• Directions for this task:
Every entry must be duplicated precisely as written.

_____

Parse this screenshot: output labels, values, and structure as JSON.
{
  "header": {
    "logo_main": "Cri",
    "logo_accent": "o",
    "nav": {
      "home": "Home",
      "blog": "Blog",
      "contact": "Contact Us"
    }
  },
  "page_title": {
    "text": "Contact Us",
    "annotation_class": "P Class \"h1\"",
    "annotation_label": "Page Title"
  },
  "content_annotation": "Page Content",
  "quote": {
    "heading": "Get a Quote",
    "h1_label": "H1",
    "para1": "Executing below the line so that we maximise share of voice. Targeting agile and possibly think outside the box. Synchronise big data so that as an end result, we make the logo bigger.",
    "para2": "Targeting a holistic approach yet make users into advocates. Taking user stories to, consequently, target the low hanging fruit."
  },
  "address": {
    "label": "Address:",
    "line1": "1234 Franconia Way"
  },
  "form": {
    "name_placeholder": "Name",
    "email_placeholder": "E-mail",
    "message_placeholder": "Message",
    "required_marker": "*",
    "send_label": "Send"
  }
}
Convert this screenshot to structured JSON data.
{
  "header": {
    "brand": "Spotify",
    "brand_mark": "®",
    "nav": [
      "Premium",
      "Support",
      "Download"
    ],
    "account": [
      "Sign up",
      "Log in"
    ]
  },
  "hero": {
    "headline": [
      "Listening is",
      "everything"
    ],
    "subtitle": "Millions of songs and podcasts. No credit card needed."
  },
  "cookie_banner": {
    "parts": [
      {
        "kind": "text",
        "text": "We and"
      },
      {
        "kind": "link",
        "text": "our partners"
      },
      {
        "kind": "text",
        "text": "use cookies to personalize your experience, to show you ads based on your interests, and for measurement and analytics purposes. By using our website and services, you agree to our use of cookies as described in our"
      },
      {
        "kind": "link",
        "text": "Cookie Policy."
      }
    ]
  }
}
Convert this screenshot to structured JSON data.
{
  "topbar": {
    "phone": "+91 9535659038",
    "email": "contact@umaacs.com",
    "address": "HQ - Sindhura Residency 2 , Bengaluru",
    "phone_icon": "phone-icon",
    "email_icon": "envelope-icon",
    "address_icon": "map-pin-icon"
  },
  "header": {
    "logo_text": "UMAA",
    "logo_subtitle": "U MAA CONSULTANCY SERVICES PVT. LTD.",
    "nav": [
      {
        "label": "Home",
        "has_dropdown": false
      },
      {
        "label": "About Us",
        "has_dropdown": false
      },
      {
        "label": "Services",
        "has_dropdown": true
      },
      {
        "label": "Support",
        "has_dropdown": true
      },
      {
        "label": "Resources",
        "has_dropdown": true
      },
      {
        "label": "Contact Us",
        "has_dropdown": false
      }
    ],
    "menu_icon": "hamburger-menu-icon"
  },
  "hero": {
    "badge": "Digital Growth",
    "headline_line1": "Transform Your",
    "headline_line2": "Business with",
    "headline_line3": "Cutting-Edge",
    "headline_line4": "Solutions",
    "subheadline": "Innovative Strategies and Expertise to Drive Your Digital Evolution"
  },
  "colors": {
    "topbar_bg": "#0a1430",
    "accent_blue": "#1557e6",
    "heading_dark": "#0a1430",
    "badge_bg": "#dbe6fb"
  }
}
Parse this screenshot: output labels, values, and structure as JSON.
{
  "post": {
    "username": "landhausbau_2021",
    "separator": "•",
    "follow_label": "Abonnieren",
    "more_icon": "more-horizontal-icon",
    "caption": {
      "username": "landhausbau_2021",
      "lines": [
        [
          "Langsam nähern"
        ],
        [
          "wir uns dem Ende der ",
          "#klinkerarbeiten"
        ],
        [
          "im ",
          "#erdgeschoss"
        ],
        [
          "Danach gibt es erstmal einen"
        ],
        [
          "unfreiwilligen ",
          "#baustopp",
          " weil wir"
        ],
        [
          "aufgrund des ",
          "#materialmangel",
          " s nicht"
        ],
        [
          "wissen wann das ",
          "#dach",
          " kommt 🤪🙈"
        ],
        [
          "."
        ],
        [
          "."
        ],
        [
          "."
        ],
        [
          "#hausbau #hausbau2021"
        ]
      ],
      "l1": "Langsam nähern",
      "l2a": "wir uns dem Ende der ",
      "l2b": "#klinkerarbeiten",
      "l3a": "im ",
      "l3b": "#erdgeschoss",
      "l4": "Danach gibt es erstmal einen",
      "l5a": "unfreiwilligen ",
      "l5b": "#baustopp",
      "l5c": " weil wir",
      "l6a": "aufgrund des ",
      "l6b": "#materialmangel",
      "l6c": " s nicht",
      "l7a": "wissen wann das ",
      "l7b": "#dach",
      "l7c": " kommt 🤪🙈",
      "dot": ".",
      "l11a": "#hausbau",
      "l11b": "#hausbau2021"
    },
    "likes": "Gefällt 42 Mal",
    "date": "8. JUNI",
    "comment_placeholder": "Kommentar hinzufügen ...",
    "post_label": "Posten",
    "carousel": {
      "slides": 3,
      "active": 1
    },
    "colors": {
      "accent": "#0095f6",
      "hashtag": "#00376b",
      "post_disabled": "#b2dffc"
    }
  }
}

_____

• Exercise result:
Parse this screenshot: output labels, values, and structure as JSON.
{
  "header": {
    "logo_main": "Cri",
    "logo_accent": "o",
    "nav": {
      "home": "Home",
      "blog": "Blog",
      "contact": "Contact Us"
    }
  },
  "page_title": {
    "text": "Contact Us",
    "annotation_class": "P Class \"h1\"",
    "annotation_label": "Page Title"
  },
  "content_annotation": "Page Content",
  "quote": {
    "heading": "Get a Quote",
    "h1_label": "H1",
    "para1": "Executing below the line so that we maximise share of voice. Targeting agile and possibly think outside the box. Synchronise big data so that as an end result, we make the logo bigger.",
    "para2": "Targeting a holistic approach yet make users into advocates. Taking user stories to, consequently, target the low hanging fruit."
  },
  "address": {
    "label": "Address:",
    "line1": "1234 Franconia Way"
  },
  "form": {
    "name_placeholder": "Name",
    "email_placeholder": "E-mail",
    "message_placeholder": "Message",
    "required_marker": "*",
    "send_label": "Send"
  }
}
Convert this screenshot to structured JSON data.
{
  "header": {
    "brand": "Spotify",
    "brand_mark": "®",
    "nav": [
      "Premium",
      "Support",
      "Download"
    ],
    "account": [
      "Sign up",
      "Log in"
    ]
  },
  "hero": {
    "headline": [
      "Listening is",
      "everything"
    ],
    "subtitle": "Millions of songs and podcasts. No credit card needed."
  },
  "cookie_banner": {
    "parts": [
      {
        "kind": "text",
        "text": "We and"
      },
      {
        "kind": "link",
        "text": "our partners"
      },
      {
        "kind": "text",
        "text": "use cookies to personalize your experience, to show you ads based on your interests, and for measurement and analytics purposes. By using our website and services, you agree to our use of cookies as described in our"
      },
      {
        "kind": "link",
        "text": "Cookie Policy."
      }
    ]
  }
}
Convert this screenshot to structured JSON data.
{
  "topbar": {
    "phone": "+91 9535659038",
    "email": "contact@umaacs.com",
    "address": "HQ - Sindhura Residency 2 , Bengaluru",
    "phone_icon": "phone-icon",
    "email_icon": "envelope-icon",
    "address_icon": "map-pin-icon"
  },
  "header": {
    "logo_text": "UMAA",
    "logo_subtitle": "U MAA CONSULTANCY SERVICES PVT. LTD.",
    "nav": [
      {
        "label": "Home",
        "has_dropdown": false
      },
      {
        "label": "About Us",
        "has_dropdown": false
      },
      {
        "label": "Services",
        "has_dropdown": true
      },
      {
        "label": "Support",
        "has_dropdown": true
      },
      {
        "label": "Resources",
        "has_dropdown": true
      },
      {
        "label": "Contact Us",
        "has_dropdown": false
      }
    ],
    "menu_icon": "hamburger-menu-icon"
  },
  "hero": {
    "badge": "Digital Growth",
    "headline_line1": "Transform Your",
    "headline_line2": "Business with",
    "headline_line3": "Cutting-Edge",
    "headline_line4": "Solutions",
    "subheadline": "Innovative Strategies and Expertise to Drive Your Digital Evolution"
  },
  "colors": {
    "topbar_bg": "#0a1430",
    "accent_blue": "#1557e6",
    "heading_dark": "#0a1430",
    "badge_bg": "#dbe6fb"
  }
}
Parse this screenshot: output labels, values, and structure as JSON.
{
  "post": {
    "username": "landhausbau_2021",
    "separator": "•",
    "follow_label": "Abonnieren",
    "more_icon": "more-horizontal-icon",
    "caption": {
      "username": "landhausbau_2021",
      "lines": [
        [
          "Langsam nähern"
        ],
        [
          "wir uns dem Ende der ",
          "#klinkerarbeiten"
        ],
        [
          "im ",
          "#erdgeschoss"
        ],
        [
          "Danach gibt es erstmal einen"
        ],
        [
          "unfreiwilligen ",
          "#baustopp",
          " weil wir"
        ],
        [
          "aufgrund des ",
          "#materialmangel",
          " s nicht"
        ],
        [
          "wissen wann das ",
          "#dach",
          " kommt 🤪🙈"
        ],
        [
          "."
        ],
        [
          "."
        ],
        [
          "."
        ],
        [
          "#hausbau #hausbau2021"
        ]
      ],
      "l1": "Langsam nähern",
      "l2a": "wir uns dem Ende der ",
      "l2b": "#klinkerarbeiten",
      "l3a": "im ",
      "l3b": "#erdgeschoss",
      "l4": "Danach gibt es erstmal einen",
      "l5a": "unfreiwilligen ",
      "l5b": "#baustopp",
      "l5c": " weil wir",
      "l6a": "aufgrund des ",
      "l6b": "#materialmangel",
      "l6c": " s nicht",
      "l7a": "wissen wann das ",
      "l7b": "#dach",
      "l7c": " kommt 🤪🙈",
      "dot": ".",
      "l11a": "#hausbau",
      "l11b": "#hausbau2021"
    },
    "likes": "Gefällt 42 Mal",
    "date": "8. JUNI",
    "comment_placeholder": "Kommentar hinzufügen ...",
    "post_label": "Posten",
    "carousel": {
      "slides": 3,
      "active": 1
    },
    "colors": {
      "accent": "#0095f6",
      "hashtag": "#00376b",
      "post_disabled": "#b2dffc"
    }
  }
}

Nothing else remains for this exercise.